* Goal *
Copy the rows below word for word, starting at the line that contains "Itemize the components" and stopping after the line that contains "- text-line: (верхнем".
_ _ _
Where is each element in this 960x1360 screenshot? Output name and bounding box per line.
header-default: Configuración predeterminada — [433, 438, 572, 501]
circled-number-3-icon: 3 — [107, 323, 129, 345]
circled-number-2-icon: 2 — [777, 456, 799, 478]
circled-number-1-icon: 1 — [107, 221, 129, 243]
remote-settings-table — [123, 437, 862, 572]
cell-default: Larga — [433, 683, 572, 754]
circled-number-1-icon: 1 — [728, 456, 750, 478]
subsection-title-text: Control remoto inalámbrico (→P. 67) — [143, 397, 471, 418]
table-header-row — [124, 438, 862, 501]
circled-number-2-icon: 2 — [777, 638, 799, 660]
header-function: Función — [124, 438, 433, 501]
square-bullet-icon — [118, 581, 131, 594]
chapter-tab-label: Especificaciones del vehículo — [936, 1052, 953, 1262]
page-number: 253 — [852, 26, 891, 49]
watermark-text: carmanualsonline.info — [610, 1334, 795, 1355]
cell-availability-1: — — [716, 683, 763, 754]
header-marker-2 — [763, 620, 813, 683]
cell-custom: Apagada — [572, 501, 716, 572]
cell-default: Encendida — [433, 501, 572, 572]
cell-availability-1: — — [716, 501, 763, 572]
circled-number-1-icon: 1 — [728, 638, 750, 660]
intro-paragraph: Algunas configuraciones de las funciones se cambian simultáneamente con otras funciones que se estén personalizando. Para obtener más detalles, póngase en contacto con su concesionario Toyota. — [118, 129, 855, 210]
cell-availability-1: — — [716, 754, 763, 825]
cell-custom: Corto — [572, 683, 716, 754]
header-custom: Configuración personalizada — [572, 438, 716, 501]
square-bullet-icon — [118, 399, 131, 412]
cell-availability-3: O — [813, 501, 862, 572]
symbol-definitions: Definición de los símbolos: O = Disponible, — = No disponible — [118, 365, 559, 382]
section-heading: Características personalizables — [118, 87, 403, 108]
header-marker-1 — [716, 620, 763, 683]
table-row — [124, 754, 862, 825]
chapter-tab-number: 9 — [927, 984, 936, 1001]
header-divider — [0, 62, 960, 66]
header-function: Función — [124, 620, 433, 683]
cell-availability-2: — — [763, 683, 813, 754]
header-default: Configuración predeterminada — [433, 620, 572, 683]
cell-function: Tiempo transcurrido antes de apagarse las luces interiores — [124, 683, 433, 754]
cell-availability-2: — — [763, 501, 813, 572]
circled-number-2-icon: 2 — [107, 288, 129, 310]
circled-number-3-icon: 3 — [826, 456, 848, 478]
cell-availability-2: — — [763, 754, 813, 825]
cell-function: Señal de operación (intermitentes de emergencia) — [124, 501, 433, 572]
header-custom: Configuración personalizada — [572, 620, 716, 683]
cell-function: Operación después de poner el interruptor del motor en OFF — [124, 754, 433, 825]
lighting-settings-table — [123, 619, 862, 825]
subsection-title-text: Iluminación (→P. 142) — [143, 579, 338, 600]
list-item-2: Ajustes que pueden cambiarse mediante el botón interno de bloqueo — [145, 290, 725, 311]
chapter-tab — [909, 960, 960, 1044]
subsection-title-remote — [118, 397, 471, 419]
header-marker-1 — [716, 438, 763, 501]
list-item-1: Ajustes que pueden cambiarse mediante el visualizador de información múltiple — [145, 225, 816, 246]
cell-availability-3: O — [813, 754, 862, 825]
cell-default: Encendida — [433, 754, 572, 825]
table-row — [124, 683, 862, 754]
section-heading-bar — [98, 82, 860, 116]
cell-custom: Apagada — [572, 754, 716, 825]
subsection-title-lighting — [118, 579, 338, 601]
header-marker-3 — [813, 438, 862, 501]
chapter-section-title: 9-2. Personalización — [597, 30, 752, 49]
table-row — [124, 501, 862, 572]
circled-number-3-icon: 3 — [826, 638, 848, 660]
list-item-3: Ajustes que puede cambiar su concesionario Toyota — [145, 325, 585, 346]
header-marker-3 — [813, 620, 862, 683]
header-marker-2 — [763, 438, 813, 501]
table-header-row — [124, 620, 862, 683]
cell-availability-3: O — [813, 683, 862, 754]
_ _ _
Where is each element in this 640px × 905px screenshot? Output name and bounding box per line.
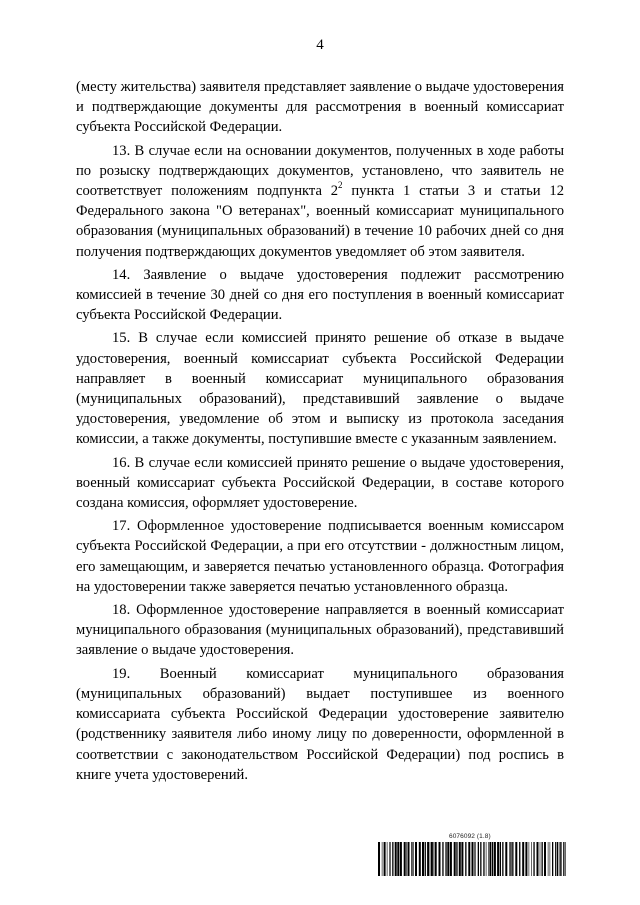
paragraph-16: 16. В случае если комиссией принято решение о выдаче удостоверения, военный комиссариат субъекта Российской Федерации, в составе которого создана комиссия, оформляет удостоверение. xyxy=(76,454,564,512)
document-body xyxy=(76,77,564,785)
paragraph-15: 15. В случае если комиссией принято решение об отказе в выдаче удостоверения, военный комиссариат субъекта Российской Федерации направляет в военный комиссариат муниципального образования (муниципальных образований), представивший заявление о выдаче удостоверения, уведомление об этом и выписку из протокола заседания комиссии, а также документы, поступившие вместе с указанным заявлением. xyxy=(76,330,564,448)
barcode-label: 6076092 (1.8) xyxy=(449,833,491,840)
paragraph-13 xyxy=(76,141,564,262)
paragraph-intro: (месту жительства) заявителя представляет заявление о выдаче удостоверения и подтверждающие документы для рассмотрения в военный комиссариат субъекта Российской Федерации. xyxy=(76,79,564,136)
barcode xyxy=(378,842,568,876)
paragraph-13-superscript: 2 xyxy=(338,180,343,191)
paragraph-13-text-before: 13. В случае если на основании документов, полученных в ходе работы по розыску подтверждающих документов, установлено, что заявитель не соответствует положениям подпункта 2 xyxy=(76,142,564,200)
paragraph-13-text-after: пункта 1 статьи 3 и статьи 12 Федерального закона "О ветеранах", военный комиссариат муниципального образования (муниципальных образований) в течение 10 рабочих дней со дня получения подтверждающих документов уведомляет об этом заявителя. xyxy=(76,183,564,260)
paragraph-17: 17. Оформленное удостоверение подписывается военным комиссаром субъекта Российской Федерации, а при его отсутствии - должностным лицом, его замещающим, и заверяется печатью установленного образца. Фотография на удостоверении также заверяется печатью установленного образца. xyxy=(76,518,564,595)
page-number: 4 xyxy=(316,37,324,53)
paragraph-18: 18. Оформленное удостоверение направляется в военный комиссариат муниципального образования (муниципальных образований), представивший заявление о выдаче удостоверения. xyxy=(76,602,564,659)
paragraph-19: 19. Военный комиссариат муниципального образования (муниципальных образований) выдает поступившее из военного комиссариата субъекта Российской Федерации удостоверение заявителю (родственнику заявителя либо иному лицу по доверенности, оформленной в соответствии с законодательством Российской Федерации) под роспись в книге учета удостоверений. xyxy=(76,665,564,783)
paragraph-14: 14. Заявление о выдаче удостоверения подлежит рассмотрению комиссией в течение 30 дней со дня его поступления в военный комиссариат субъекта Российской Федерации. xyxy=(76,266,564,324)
_ _ _
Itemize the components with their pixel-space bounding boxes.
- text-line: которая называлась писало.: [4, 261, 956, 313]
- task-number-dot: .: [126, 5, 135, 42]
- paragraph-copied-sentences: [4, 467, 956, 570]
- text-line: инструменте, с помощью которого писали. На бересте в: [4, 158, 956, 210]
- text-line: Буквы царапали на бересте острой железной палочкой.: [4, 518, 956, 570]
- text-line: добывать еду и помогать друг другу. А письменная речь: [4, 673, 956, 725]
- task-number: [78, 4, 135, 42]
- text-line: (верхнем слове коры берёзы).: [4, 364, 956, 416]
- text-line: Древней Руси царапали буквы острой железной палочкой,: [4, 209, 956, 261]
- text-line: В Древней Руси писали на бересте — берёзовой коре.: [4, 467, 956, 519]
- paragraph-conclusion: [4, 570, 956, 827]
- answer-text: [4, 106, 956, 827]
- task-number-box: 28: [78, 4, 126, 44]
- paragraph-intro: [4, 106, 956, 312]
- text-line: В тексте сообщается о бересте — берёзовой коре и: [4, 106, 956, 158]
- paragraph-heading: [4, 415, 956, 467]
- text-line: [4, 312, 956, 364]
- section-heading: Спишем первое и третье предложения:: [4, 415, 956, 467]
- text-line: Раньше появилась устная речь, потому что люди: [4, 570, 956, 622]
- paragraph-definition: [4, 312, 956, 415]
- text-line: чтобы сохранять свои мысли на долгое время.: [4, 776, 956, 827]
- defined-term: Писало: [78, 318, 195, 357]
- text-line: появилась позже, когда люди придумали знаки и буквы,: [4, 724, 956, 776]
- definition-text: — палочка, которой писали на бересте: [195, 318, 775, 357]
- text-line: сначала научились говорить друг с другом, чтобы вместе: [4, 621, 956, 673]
_ _ _
* Exercise response *
Itemize the components with their pixel-space bounding boxes.
- text-line: которая называлась писало.: [4, 261, 956, 313]
- task-number-dot: .: [126, 5, 135, 42]
- paragraph-copied-sentences: [4, 467, 956, 570]
- text-line: инструменте, с помощью которого писали. На бересте в: [4, 158, 956, 210]
- text-line: Буквы царапали на бересте острой железной палочкой.: [4, 518, 956, 570]
- text-line: добывать еду и помогать друг другу. А письменная речь: [4, 673, 956, 725]
- task-number: [78, 4, 135, 42]
- text-line: (верхнем слове коры берёзы).: [4, 364, 956, 416]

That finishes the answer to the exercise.